> **Objective**
Restate the full set of records exactly, word for word.

> **Material supplied**
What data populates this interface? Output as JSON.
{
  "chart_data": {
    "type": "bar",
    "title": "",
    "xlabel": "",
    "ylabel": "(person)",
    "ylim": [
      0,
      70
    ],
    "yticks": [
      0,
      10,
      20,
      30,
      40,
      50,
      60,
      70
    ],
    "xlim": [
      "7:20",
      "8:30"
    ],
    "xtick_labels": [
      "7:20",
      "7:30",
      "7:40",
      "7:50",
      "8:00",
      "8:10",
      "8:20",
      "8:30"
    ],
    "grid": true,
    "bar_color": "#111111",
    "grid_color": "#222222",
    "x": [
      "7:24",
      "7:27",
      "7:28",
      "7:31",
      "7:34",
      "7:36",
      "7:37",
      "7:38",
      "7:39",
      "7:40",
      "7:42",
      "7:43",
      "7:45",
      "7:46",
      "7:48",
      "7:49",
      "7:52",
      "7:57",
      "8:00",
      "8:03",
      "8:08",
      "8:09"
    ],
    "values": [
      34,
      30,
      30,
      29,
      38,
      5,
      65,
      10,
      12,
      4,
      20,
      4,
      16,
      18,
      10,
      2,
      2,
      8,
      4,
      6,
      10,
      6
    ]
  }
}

> **Exercise response**
What data populates this interface? Output as JSON.
{
  "chart_data": {
    "type": "bar",
    "title": "",
    "xlabel": "",
    "ylabel": "(person)",
    "ylim": [
      0,
      70
    ],
    "yticks": [
      0,
      10,
      20,
      30,
      40,
      50,
      60,
      70
    ],
    "xlim": [
      "7:20",
      "8:30"
    ],
    "xtick_labels": [
      "7:20",
      "7:30",
      "7:40",
      "7:50",
      "8:00",
      "8:10",
      "8:20",
      "8:30"
    ],
    "grid": true,
    "bar_color": "#111111",
    "grid_color": "#222222",
    "x": [
      "7:24",
      "7:27",
      "7:28",
      "7:31",
      "7:34",
      "7:36",
      "7:37",
      "7:38",
      "7:39",
      "7:40",
      "7:42",
      "7:43",
      "7:45",
      "7:46",
      "7:48",
      "7:49",
      "7:52",
      "7:57",
      "8:00",
      "8:03",
      "8:08",
      "8:09"
    ],
    "values": [
      34,
      30,
      30,
      29,
      38,
      5,
      65,
      10,
      12,
      4,
      20,
      4,
      16,
      18,
      10,
      2,
      2,
      8,
      4,
      6,
      10,
      6
    ]
  }
}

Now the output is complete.